=== Data provided ===

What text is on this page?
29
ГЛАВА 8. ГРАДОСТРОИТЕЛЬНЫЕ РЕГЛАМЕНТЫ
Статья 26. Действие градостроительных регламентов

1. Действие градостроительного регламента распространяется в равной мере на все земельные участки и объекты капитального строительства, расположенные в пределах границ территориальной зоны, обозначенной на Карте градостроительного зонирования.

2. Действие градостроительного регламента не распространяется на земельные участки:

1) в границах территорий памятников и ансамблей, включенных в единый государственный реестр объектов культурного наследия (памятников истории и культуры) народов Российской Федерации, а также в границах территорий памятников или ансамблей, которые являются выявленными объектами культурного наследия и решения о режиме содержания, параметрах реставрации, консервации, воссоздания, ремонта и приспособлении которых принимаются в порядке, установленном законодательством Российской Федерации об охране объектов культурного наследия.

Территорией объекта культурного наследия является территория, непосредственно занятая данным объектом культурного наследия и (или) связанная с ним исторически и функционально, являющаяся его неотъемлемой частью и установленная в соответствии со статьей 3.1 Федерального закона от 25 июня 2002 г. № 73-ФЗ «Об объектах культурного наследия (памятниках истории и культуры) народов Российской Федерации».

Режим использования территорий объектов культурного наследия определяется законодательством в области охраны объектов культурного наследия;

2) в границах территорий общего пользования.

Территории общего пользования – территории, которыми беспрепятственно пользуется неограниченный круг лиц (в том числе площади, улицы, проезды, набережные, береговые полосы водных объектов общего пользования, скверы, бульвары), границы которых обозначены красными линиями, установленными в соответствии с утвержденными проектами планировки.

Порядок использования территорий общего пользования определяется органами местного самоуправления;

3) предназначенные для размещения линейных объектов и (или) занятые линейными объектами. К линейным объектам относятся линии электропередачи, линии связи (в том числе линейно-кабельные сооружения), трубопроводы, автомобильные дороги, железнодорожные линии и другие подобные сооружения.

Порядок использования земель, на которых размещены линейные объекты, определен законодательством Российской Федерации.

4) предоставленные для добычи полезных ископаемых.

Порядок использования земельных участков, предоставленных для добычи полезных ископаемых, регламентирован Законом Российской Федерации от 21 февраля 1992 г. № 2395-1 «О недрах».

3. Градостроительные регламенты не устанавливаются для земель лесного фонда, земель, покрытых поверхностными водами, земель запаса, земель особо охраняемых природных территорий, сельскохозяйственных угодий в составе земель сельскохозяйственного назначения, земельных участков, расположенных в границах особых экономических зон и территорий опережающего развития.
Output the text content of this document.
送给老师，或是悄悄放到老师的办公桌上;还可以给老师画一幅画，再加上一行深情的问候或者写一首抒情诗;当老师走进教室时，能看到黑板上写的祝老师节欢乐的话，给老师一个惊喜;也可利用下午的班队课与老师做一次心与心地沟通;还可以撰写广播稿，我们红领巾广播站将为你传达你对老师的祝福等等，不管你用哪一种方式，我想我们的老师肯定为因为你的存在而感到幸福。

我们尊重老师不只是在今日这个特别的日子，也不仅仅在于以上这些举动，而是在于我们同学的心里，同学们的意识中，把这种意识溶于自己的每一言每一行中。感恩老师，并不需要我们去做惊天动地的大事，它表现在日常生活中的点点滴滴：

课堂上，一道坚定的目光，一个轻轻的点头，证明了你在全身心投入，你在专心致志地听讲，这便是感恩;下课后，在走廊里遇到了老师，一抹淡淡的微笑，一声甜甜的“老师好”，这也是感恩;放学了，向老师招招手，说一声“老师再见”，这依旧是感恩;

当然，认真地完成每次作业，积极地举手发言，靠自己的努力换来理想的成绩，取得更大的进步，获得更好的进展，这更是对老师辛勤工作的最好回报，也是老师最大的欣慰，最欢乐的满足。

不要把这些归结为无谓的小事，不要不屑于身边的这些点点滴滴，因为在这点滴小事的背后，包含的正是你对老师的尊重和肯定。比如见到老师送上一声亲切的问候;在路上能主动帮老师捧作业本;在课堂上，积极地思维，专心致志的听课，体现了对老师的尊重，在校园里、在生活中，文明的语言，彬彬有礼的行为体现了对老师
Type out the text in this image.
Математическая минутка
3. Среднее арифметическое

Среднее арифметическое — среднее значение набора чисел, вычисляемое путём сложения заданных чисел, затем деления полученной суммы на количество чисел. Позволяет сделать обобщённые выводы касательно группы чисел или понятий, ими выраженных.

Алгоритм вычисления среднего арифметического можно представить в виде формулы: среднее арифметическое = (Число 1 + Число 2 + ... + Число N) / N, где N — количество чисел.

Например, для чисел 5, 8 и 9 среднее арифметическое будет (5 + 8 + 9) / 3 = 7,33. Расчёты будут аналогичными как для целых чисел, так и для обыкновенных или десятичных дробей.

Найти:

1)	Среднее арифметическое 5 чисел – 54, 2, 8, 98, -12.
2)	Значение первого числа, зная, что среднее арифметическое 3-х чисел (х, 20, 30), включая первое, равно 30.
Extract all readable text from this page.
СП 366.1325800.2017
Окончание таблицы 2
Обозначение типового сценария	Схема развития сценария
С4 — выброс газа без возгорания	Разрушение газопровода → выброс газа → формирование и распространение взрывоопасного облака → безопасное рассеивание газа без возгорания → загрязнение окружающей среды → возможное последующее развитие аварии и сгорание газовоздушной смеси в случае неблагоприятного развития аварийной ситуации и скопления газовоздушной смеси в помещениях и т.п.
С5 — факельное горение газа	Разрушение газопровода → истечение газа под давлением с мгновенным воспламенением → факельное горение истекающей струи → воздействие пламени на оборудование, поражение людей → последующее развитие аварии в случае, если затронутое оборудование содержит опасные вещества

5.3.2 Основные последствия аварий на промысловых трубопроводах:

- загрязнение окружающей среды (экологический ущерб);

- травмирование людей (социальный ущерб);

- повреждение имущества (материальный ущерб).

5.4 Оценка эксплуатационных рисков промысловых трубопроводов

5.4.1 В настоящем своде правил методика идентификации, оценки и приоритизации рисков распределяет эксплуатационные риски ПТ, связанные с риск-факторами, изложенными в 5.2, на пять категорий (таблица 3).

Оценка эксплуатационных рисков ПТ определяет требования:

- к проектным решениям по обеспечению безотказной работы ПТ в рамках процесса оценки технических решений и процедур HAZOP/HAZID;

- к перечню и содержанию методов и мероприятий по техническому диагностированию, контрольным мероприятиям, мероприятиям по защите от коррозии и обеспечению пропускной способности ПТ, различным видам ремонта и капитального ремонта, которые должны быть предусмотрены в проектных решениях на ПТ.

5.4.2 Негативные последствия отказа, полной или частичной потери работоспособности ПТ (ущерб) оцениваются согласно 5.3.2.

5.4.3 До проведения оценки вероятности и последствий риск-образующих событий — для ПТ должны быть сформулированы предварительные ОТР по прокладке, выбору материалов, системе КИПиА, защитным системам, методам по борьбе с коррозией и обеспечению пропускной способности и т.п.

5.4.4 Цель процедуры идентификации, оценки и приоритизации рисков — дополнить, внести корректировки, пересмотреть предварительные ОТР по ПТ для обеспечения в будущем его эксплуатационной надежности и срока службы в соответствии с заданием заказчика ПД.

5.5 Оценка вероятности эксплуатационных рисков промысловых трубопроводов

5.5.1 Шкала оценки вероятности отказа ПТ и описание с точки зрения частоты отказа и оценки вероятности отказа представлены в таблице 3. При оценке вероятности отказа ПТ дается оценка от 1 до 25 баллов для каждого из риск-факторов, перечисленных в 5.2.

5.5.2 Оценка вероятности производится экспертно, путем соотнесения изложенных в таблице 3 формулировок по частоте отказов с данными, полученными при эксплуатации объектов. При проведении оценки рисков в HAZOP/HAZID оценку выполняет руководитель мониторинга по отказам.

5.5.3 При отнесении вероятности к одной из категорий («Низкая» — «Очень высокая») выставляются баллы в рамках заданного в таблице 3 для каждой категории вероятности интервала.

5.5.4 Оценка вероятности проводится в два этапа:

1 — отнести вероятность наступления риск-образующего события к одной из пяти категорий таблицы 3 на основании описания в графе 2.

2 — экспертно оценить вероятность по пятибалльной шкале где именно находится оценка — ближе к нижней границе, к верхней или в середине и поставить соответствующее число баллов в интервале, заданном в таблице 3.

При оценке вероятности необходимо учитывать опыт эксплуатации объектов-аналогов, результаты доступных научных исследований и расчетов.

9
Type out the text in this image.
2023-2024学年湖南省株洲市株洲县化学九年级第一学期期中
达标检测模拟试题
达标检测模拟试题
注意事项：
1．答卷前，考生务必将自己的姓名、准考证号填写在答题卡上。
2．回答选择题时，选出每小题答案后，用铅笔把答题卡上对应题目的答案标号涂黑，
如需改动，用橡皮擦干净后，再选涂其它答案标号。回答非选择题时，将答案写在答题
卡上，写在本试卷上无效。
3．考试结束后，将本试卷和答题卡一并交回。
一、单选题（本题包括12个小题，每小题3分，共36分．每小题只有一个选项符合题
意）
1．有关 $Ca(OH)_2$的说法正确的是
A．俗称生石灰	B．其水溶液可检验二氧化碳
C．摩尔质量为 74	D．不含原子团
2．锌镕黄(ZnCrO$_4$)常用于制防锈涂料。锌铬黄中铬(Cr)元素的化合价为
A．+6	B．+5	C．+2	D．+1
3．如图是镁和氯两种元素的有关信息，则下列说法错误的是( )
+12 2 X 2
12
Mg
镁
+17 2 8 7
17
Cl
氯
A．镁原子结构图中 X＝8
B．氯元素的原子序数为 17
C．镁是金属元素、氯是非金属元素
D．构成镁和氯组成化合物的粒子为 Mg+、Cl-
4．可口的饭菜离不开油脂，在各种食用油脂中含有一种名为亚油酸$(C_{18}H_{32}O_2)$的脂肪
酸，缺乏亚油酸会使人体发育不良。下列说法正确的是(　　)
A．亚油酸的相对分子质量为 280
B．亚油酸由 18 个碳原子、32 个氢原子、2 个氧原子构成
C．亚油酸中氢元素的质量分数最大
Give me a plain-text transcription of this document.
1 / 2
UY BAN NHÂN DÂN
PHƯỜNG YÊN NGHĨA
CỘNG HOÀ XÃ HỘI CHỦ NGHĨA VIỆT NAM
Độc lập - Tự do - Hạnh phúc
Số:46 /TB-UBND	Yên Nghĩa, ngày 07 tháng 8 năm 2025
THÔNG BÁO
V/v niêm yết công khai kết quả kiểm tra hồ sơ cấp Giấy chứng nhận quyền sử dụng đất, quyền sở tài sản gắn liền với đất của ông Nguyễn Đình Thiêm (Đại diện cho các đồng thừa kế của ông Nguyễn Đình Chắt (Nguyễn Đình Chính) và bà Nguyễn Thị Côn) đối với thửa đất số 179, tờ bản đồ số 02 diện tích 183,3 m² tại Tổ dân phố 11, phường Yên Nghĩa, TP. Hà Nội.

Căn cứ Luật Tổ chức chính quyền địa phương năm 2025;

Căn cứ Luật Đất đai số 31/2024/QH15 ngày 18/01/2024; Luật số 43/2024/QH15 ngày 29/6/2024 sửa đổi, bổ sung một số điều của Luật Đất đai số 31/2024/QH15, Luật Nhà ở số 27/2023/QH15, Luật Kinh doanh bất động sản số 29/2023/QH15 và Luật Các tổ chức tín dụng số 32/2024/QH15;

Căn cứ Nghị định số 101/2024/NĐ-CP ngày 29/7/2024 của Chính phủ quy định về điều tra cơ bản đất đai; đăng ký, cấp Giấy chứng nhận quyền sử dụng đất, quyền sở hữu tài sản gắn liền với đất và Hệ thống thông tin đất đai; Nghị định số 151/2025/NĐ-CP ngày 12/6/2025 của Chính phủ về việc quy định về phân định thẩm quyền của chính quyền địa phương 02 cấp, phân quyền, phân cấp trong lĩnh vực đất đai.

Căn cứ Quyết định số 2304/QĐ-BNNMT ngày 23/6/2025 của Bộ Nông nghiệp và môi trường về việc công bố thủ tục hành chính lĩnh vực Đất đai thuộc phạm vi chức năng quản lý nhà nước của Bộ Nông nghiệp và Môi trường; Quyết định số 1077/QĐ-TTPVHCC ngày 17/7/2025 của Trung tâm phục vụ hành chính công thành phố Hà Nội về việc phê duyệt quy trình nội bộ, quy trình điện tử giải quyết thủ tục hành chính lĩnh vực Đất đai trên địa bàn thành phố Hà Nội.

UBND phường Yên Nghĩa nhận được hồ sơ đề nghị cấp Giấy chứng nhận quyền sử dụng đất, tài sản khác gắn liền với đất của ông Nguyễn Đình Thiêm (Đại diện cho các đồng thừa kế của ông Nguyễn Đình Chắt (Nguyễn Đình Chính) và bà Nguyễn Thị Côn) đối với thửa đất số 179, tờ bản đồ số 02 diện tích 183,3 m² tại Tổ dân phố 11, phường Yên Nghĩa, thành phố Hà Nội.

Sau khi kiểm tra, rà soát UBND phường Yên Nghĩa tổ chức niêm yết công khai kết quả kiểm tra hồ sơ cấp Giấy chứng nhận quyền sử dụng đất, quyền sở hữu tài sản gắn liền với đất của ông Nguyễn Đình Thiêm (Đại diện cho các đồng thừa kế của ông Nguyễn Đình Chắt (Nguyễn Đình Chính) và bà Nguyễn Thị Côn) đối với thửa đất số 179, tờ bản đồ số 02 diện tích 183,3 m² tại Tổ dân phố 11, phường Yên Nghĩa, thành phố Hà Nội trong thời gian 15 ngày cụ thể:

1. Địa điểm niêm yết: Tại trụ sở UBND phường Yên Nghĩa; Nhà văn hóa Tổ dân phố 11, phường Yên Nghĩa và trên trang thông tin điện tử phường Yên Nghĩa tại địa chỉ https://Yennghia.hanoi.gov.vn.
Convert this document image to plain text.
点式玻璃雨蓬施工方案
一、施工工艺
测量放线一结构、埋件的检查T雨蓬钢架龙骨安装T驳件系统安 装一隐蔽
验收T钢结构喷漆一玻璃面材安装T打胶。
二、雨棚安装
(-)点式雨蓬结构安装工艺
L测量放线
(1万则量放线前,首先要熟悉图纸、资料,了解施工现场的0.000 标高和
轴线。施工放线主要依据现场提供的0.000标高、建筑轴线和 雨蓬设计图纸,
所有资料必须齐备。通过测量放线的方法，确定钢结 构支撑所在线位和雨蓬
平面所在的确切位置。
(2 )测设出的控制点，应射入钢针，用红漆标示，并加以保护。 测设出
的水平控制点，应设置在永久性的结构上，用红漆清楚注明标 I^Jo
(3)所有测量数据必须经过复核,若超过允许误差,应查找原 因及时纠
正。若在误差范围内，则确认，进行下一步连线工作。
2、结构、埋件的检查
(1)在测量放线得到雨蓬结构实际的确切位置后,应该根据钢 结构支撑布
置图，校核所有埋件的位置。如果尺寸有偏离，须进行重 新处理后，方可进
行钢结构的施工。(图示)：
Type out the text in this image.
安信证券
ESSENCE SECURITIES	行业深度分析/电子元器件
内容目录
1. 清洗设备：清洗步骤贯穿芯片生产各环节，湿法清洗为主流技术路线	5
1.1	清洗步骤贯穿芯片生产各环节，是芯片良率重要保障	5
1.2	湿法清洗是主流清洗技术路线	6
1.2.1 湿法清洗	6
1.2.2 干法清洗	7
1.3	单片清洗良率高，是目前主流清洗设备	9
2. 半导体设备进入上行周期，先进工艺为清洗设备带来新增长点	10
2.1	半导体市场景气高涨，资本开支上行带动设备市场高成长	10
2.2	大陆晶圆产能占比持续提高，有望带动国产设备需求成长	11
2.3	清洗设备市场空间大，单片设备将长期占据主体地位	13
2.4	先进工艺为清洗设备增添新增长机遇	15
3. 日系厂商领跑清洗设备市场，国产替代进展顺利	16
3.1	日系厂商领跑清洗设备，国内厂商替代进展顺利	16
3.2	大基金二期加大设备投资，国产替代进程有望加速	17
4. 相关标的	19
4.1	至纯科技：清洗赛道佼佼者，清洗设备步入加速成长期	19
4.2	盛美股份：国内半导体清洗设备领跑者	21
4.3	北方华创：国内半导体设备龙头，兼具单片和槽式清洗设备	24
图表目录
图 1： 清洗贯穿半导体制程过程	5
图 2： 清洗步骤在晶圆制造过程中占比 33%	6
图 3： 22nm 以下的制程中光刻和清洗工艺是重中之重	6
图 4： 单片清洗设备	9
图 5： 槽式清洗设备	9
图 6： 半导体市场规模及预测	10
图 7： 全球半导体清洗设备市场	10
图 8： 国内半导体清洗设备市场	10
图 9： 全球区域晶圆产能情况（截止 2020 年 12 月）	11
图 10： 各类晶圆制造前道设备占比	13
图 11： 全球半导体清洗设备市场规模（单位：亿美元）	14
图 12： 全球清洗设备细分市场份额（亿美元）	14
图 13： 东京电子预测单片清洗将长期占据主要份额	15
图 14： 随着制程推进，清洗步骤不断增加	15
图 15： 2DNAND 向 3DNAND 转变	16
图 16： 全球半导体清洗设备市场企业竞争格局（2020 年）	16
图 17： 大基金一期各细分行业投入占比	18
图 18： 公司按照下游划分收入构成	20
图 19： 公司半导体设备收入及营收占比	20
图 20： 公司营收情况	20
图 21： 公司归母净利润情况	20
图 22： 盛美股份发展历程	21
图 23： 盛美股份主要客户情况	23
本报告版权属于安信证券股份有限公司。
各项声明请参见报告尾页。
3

===

● Written instruction
Write out exactly the lines starting with the one that holds "Convert this document image to plain text." and running through the last line above.

● Result below
Convert this document image to plain text.
点式玻璃雨蓬施工方案
一、施工工艺
测量放线一结构、埋件的检查T雨蓬钢架龙骨安装T驳件系统安 装一隐蔽
验收T钢结构喷漆一玻璃面材安装T打胶。
二、雨棚安装
(-)点式雨蓬结构安装工艺
L测量放线
(1万则量放线前,首先要熟悉图纸、资料,了解施工现场的0.000 标高和
轴线。施工放线主要依据现场提供的0.000标高、建筑轴线和 雨蓬设计图纸,
所有资料必须齐备。通过测量放线的方法，确定钢结 构支撑所在线位和雨蓬
平面所在的确切位置。
(2 )测设出的控制点，应射入钢针，用红漆标示，并加以保护。 测设出
的水平控制点，应设置在永久性的结构上，用红漆清楚注明标 I^Jo
(3)所有测量数据必须经过复核,若超过允许误差,应查找原 因及时纠
正。若在误差范围内，则确认，进行下一步连线工作。
2、结构、埋件的检查
(1)在测量放线得到雨蓬结构实际的确切位置后,应该根据钢 结构支撑布
置图，校核所有埋件的位置。如果尺寸有偏离，须进行重 新处理后，方可进
行钢结构的施工。(图示)：
Type out the text in this image.
安信证券
ESSENCE SECURITIES	行业深度分析/电子元器件
内容目录
1. 清洗设备：清洗步骤贯穿芯片生产各环节，湿法清洗为主流技术路线	5
1.1	清洗步骤贯穿芯片生产各环节，是芯片良率重要保障	5
1.2	湿法清洗是主流清洗技术路线	6
1.2.1 湿法清洗	6
1.2.2 干法清洗	7
1.3	单片清洗良率高，是目前主流清洗设备	9
2. 半导体设备进入上行周期，先进工艺为清洗设备带来新增长点	10
2.1	半导体市场景气高涨，资本开支上行带动设备市场高成长	10
2.2	大陆晶圆产能占比持续提高，有望带动国产设备需求成长	11
2.3	清洗设备市场空间大，单片设备将长期占据主体地位	13
2.4	先进工艺为清洗设备增添新增长机遇	15
3. 日系厂商领跑清洗设备市场，国产替代进展顺利	16
3.1	日系厂商领跑清洗设备，国内厂商替代进展顺利	16
3.2	大基金二期加大设备投资，国产替代进程有望加速	17
4. 相关标的	19
4.1	至纯科技：清洗赛道佼佼者，清洗设备步入加速成长期	19
4.2	盛美股份：国内半导体清洗设备领跑者	21
4.3	北方华创：国内半导体设备龙头，兼具单片和槽式清洗设备	24
图表目录
图 1： 清洗贯穿半导体制程过程	5
图 2： 清洗步骤在晶圆制造过程中占比 33%	6
图 3： 22nm 以下的制程中光刻和清洗工艺是重中之重	6
图 4： 单片清洗设备	9
图 5： 槽式清洗设备	9
图 6： 半导体市场规模及预测	10
图 7： 全球半导体清洗设备市场	10
图 8： 国内半导体清洗设备市场	10
图 9： 全球区域晶圆产能情况（截止 2020 年 12 月）	11
图 10： 各类晶圆制造前道设备占比	13
图 11： 全球半导体清洗设备市场规模（单位：亿美元）	14
图 12： 全球清洗设备细分市场份额（亿美元）	14
图 13： 东京电子预测单片清洗将长期占据主要份额	15
图 14： 随着制程推进，清洗步骤不断增加	15
图 15： 2DNAND 向 3DNAND 转变	16
图 16： 全球半导体清洗设备市场企业竞争格局（2020 年）	16
图 17： 大基金一期各细分行业投入占比	18
图 18： 公司按照下游划分收入构成	20
图 19： 公司半导体设备收入及营收占比	20
图 20： 公司营收情况	20
图 21： 公司归母净利润情况	20
图 22： 盛美股份发展历程	21
图 23： 盛美股份主要客户情况	23
本报告版权属于安信证券股份有限公司。
各项声明请参见报告尾页。
3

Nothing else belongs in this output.